** What you have to do **
Exactly as written, retype the listing below, omitting the pictures.

━━━━━━━━

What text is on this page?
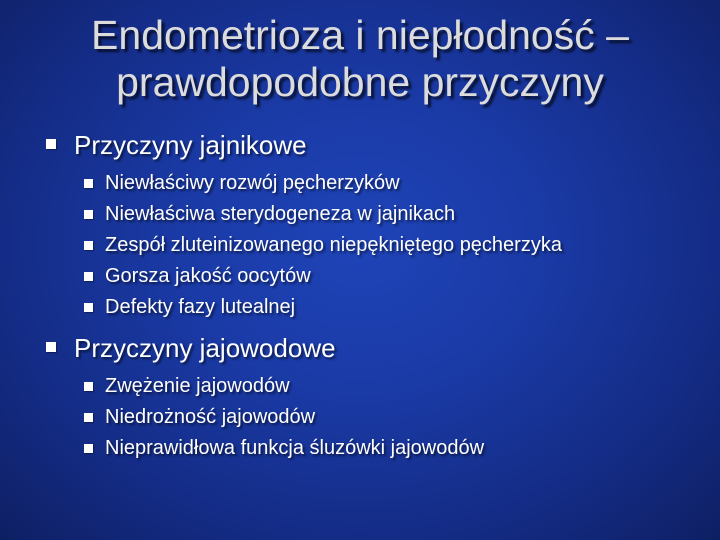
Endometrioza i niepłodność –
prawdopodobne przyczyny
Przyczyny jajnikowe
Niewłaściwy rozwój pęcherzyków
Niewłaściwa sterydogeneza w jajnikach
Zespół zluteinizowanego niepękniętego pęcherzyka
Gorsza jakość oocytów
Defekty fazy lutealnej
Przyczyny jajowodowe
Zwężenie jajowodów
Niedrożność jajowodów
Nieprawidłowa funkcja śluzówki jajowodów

━━━━━━━━

** Exercise response **
What text is on this page?
Endometrioza i niepłodność –
prawdopodobne przyczyny
Przyczyny jajnikowe
Niewłaściwy rozwój pęcherzyków
Niewłaściwa sterydogeneza w jajnikach
Zespół zluteinizowanego niepękniętego pęcherzyka
Gorsza jakość oocytów
Defekty fazy lutealnej
Przyczyny jajowodowe
Zwężenie jajowodów
Niedrożność jajowodów
Nieprawidłowa funkcja śluzówki jajowodów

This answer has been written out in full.